* **Given data**:
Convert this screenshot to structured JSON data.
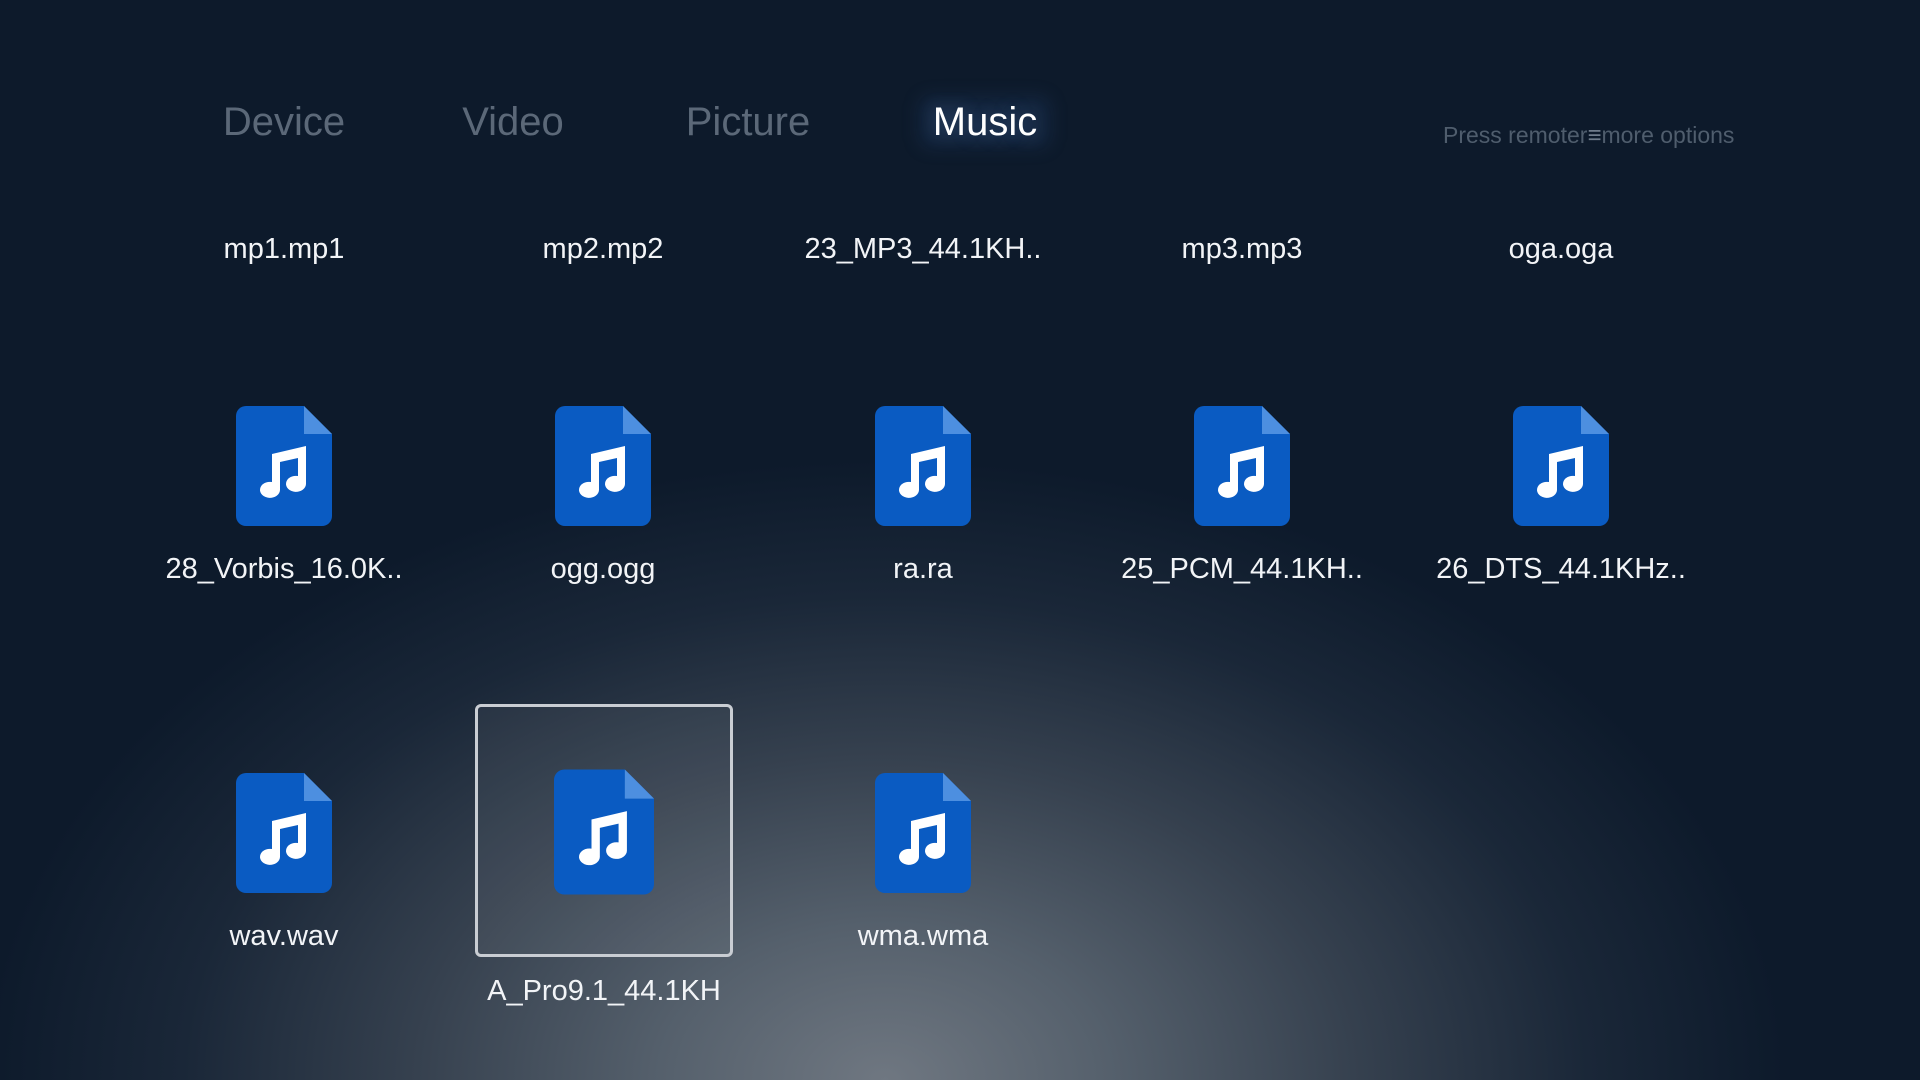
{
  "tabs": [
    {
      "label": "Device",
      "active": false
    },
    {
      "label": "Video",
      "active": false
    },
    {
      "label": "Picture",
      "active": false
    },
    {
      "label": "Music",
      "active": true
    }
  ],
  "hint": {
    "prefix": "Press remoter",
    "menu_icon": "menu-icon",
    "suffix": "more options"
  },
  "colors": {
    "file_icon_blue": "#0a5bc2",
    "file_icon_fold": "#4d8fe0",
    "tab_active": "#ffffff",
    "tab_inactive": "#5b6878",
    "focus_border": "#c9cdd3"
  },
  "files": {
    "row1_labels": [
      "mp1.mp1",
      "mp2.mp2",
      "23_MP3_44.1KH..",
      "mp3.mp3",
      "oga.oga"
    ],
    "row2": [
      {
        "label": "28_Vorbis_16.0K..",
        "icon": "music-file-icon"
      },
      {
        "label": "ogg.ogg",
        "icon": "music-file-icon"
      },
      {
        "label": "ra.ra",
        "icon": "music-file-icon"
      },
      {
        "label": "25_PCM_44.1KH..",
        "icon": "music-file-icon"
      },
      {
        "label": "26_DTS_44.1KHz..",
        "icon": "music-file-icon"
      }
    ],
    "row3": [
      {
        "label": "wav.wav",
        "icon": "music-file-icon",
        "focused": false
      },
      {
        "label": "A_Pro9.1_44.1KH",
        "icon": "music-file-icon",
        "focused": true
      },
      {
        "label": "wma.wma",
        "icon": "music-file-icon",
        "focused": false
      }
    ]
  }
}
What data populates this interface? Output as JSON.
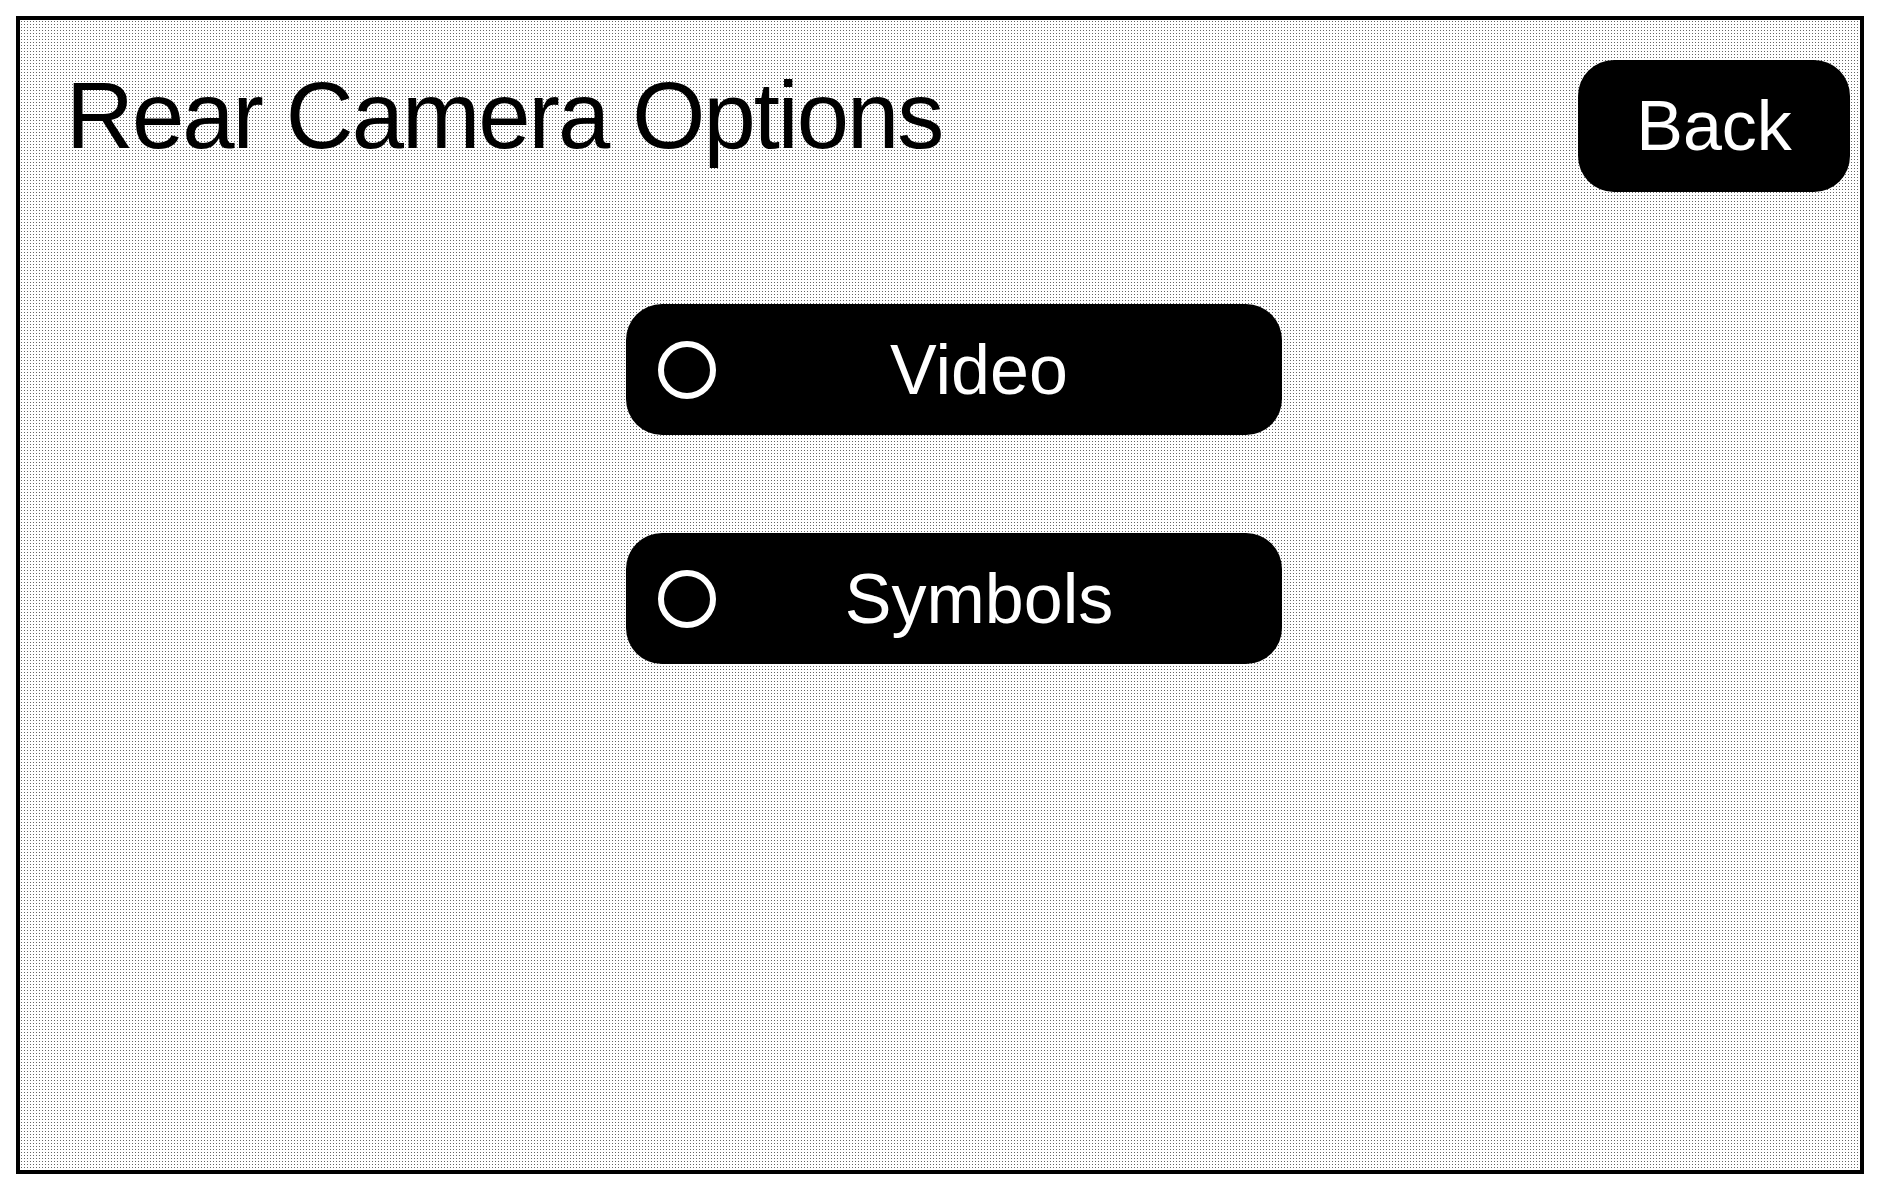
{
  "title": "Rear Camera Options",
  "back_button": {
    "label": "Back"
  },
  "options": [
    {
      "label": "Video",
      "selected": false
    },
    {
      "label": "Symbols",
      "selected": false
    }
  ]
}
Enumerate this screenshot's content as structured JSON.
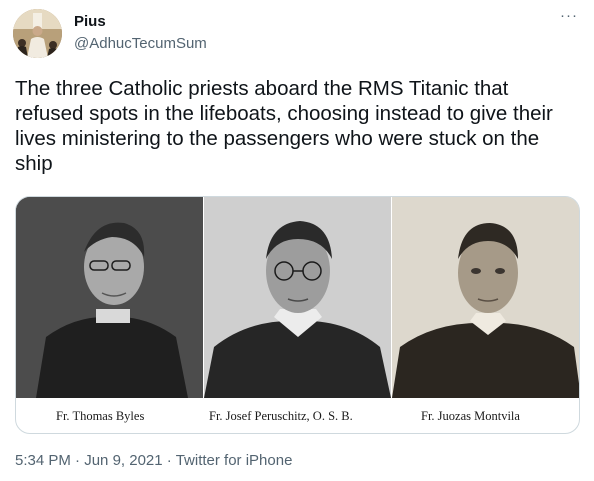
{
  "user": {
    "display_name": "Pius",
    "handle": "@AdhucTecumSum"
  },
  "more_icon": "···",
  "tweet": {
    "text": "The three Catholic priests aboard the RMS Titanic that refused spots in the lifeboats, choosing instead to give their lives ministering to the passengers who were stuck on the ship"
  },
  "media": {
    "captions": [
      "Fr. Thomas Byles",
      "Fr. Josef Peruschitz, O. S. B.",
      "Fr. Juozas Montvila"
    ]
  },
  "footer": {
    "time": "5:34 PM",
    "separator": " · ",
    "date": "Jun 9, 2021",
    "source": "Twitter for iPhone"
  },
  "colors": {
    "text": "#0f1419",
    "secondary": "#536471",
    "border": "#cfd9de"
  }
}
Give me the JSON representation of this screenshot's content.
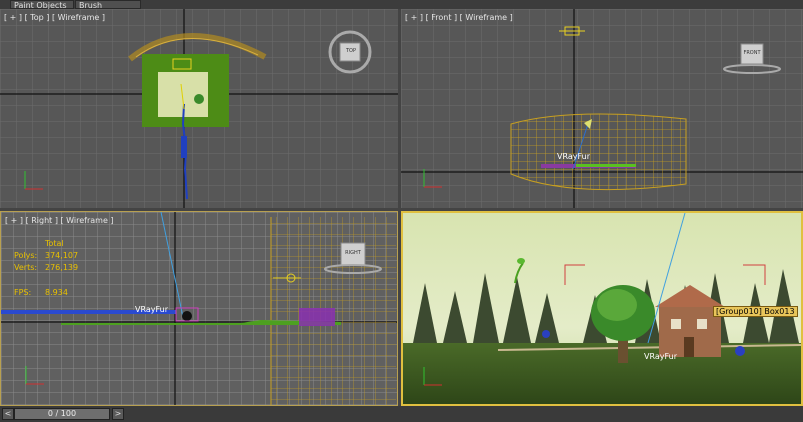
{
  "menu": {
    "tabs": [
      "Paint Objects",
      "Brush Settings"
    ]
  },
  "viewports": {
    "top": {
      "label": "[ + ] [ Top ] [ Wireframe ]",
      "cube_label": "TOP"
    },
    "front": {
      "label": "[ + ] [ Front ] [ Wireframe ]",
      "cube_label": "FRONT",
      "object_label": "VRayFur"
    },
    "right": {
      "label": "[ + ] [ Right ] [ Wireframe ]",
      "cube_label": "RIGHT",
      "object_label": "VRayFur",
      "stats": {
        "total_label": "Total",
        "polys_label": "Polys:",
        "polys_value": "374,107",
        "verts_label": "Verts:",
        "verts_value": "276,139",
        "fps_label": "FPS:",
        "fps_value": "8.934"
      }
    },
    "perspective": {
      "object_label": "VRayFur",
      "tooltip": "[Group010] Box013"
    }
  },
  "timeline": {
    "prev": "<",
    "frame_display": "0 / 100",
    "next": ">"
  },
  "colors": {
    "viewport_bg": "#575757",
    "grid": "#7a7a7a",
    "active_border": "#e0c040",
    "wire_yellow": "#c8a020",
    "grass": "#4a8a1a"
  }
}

* **Exercise goal**:
Repeat verbatim the lines from the one holding "Give me the" through the end of the listing above, both ends included, but not the pictures.

* **Output of the task**:
Give me the JSON representation of this screenshot's content.
{
  "menu": {
    "tabs": [
      "Paint Objects",
      "Brush Settings"
    ]
  },
  "viewports": {
    "top": {
      "label": "[ + ] [ Top ] [ Wireframe ]",
      "cube_label": "TOP"
    },
    "front": {
      "label": "[ + ] [ Front ] [ Wireframe ]",
      "cube_label": "FRONT",
      "object_label": "VRayFur"
    },
    "right": {
      "label": "[ + ] [ Right ] [ Wireframe ]",
      "cube_label": "RIGHT",
      "object_label": "VRayFur",
      "stats": {
        "total_label": "Total",
        "polys_label": "Polys:",
        "polys_value": "374,107",
        "verts_label": "Verts:",
        "verts_value": "276,139",
        "fps_label": "FPS:",
        "fps_value": "8.934"
      }
    },
    "perspective": {
      "object_label": "VRayFur",
      "tooltip": "[Group010] Box013"
    }
  },
  "timeline": {
    "prev": "<",
    "frame_display": "0 / 100",
    "next": ">"
  },
  "colors": {
    "viewport_bg": "#575757",
    "grid": "#7a7a7a",
    "active_border": "#e0c040",
    "wire_yellow": "#c8a020",
    "grass": "#4a8a1a"
  }
}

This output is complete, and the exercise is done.